Start of Task inputs
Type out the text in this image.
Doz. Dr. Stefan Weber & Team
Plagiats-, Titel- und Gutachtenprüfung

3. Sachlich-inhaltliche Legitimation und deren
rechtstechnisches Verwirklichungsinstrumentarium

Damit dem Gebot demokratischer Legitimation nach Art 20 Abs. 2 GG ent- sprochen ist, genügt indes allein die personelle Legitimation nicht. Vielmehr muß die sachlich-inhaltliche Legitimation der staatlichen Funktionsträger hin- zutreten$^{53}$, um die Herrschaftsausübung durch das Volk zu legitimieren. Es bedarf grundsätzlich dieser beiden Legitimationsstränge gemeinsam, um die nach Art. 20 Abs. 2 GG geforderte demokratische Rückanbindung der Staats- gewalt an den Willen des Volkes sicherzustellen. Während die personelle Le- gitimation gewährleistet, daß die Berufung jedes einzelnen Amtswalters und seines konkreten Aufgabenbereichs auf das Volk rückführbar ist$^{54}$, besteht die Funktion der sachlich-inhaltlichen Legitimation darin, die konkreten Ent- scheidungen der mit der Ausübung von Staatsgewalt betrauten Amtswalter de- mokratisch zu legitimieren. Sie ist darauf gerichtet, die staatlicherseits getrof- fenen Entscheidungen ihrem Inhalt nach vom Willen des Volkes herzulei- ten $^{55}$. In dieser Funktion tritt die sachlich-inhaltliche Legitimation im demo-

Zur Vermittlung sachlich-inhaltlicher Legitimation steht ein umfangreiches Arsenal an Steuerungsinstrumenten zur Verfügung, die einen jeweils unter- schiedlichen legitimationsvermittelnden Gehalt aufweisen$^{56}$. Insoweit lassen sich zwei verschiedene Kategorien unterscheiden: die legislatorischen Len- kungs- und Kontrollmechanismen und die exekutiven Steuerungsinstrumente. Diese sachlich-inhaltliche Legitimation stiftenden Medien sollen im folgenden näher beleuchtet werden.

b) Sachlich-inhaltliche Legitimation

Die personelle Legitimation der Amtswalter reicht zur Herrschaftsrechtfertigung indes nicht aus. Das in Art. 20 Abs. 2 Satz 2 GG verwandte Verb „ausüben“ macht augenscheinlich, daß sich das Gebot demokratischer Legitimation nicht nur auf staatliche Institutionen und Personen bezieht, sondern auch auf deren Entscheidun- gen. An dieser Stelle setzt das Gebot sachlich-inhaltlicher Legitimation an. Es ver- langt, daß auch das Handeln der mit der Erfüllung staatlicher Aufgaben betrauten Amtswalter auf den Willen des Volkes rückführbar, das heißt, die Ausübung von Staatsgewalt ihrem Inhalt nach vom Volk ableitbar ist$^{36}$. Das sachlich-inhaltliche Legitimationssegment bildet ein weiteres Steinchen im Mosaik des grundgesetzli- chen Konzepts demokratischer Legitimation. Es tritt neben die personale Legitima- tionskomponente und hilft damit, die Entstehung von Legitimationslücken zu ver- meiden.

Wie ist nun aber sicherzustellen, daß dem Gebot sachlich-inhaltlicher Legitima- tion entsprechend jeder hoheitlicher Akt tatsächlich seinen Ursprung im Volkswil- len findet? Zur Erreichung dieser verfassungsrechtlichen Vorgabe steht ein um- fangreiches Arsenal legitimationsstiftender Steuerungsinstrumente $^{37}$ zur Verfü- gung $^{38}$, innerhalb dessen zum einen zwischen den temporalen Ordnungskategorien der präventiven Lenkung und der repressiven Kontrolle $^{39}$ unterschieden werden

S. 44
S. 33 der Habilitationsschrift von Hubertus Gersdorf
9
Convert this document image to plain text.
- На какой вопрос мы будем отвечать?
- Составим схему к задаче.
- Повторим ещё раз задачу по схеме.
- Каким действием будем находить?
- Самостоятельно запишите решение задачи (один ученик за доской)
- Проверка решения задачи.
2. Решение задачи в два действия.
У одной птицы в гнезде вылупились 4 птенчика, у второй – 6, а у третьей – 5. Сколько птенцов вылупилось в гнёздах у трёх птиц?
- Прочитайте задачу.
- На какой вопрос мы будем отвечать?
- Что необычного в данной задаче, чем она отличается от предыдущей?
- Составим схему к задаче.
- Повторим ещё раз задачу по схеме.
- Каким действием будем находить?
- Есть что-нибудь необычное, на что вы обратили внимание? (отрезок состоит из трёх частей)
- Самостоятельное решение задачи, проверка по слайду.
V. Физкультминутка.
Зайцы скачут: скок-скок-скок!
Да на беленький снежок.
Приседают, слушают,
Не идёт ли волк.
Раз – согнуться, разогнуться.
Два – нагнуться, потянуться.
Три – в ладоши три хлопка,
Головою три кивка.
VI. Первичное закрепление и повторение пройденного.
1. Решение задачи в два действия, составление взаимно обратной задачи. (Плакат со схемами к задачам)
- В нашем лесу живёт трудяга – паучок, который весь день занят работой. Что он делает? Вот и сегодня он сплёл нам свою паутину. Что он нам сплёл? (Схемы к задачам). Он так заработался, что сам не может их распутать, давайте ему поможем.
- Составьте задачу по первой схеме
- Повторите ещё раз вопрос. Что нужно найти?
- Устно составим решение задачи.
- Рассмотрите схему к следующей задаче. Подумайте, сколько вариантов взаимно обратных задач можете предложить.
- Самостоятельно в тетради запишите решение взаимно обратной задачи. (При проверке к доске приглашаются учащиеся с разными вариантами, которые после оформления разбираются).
End of Task inputs
→ **Task requirements**: The records above should be repeated in full, exactly as given.

→ **Response to this exercise**:
Type out the text in this image.
Doz. Dr. Stefan Weber & Team
Plagiats-, Titel- und Gutachtenprüfung

3. Sachlich-inhaltliche Legitimation und deren
rechtstechnisches Verwirklichungsinstrumentarium

Damit dem Gebot demokratischer Legitimation nach Art 20 Abs. 2 GG ent- sprochen ist, genügt indes allein die personelle Legitimation nicht. Vielmehr muß die sachlich-inhaltliche Legitimation der staatlichen Funktionsträger hin- zutreten$^{53}$, um die Herrschaftsausübung durch das Volk zu legitimieren. Es bedarf grundsätzlich dieser beiden Legitimationsstränge gemeinsam, um die nach Art. 20 Abs. 2 GG geforderte demokratische Rückanbindung der Staats- gewalt an den Willen des Volkes sicherzustellen. Während die personelle Le- gitimation gewährleistet, daß die Berufung jedes einzelnen Amtswalters und seines konkreten Aufgabenbereichs auf das Volk rückführbar ist$^{54}$, besteht die Funktion der sachlich-inhaltlichen Legitimation darin, die konkreten Ent- scheidungen der mit der Ausübung von Staatsgewalt betrauten Amtswalter de- mokratisch zu legitimieren. Sie ist darauf gerichtet, die staatlicherseits getrof- fenen Entscheidungen ihrem Inhalt nach vom Willen des Volkes herzulei- ten $^{55}$. In dieser Funktion tritt die sachlich-inhaltliche Legitimation im demo-

Zur Vermittlung sachlich-inhaltlicher Legitimation steht ein umfangreiches Arsenal an Steuerungsinstrumenten zur Verfügung, die einen jeweils unter- schiedlichen legitimationsvermittelnden Gehalt aufweisen$^{56}$. Insoweit lassen sich zwei verschiedene Kategorien unterscheiden: die legislatorischen Len- kungs- und Kontrollmechanismen und die exekutiven Steuerungsinstrumente. Diese sachlich-inhaltliche Legitimation stiftenden Medien sollen im folgenden näher beleuchtet werden.

b) Sachlich-inhaltliche Legitimation

Die personelle Legitimation der Amtswalter reicht zur Herrschaftsrechtfertigung indes nicht aus. Das in Art. 20 Abs. 2 Satz 2 GG verwandte Verb „ausüben“ macht augenscheinlich, daß sich das Gebot demokratischer Legitimation nicht nur auf staatliche Institutionen und Personen bezieht, sondern auch auf deren Entscheidun- gen. An dieser Stelle setzt das Gebot sachlich-inhaltlicher Legitimation an. Es ver- langt, daß auch das Handeln der mit der Erfüllung staatlicher Aufgaben betrauten Amtswalter auf den Willen des Volkes rückführbar, das heißt, die Ausübung von Staatsgewalt ihrem Inhalt nach vom Volk ableitbar ist$^{36}$. Das sachlich-inhaltliche Legitimationssegment bildet ein weiteres Steinchen im Mosaik des grundgesetzli- chen Konzepts demokratischer Legitimation. Es tritt neben die personale Legitima- tionskomponente und hilft damit, die Entstehung von Legitimationslücken zu ver- meiden.

Wie ist nun aber sicherzustellen, daß dem Gebot sachlich-inhaltlicher Legitima- tion entsprechend jeder hoheitlicher Akt tatsächlich seinen Ursprung im Volkswil- len findet? Zur Erreichung dieser verfassungsrechtlichen Vorgabe steht ein um- fangreiches Arsenal legitimationsstiftender Steuerungsinstrumente $^{37}$ zur Verfü- gung $^{38}$, innerhalb dessen zum einen zwischen den temporalen Ordnungskategorien der präventiven Lenkung und der repressiven Kontrolle $^{39}$ unterschieden werden

S. 44
S. 33 der Habilitationsschrift von Hubertus Gersdorf
9
Convert this document image to plain text.
- На какой вопрос мы будем отвечать?
- Составим схему к задаче.
- Повторим ещё раз задачу по схеме.
- Каким действием будем находить?
- Самостоятельно запишите решение задачи (один ученик за доской)
- Проверка решения задачи.
2. Решение задачи в два действия.
У одной птицы в гнезде вылупились 4 птенчика, у второй – 6, а у третьей – 5. Сколько птенцов вылупилось в гнёздах у трёх птиц?
- Прочитайте задачу.
- На какой вопрос мы будем отвечать?
- Что необычного в данной задаче, чем она отличается от предыдущей?
- Составим схему к задаче.
- Повторим ещё раз задачу по схеме.
- Каким действием будем находить?
- Есть что-нибудь необычное, на что вы обратили внимание? (отрезок состоит из трёх частей)
- Самостоятельное решение задачи, проверка по слайду.
V. Физкультминутка.
Зайцы скачут: скок-скок-скок!
Да на беленький снежок.
Приседают, слушают,
Не идёт ли волк.
Раз – согнуться, разогнуться.
Два – нагнуться, потянуться.
Три – в ладоши три хлопка,
Головою три кивка.
VI. Первичное закрепление и повторение пройденного.
1. Решение задачи в два действия, составление взаимно обратной задачи. (Плакат со схемами к задачам)
- В нашем лесу живёт трудяга – паучок, который весь день занят работой. Что он делает? Вот и сегодня он сплёл нам свою паутину. Что он нам сплёл? (Схемы к задачам). Он так заработался, что сам не может их распутать, давайте ему поможем.
- Составьте задачу по первой схеме
- Повторите ещё раз вопрос. Что нужно найти?
- Устно составим решение задачи.
- Рассмотрите схему к следующей задаче. Подумайте, сколько вариантов взаимно обратных задач можете предложить.
- Самостоятельно в тетради запишите решение взаимно обратной задачи. (При проверке к доске приглашаются учащиеся с разными вариантами, которые после оформления разбираются).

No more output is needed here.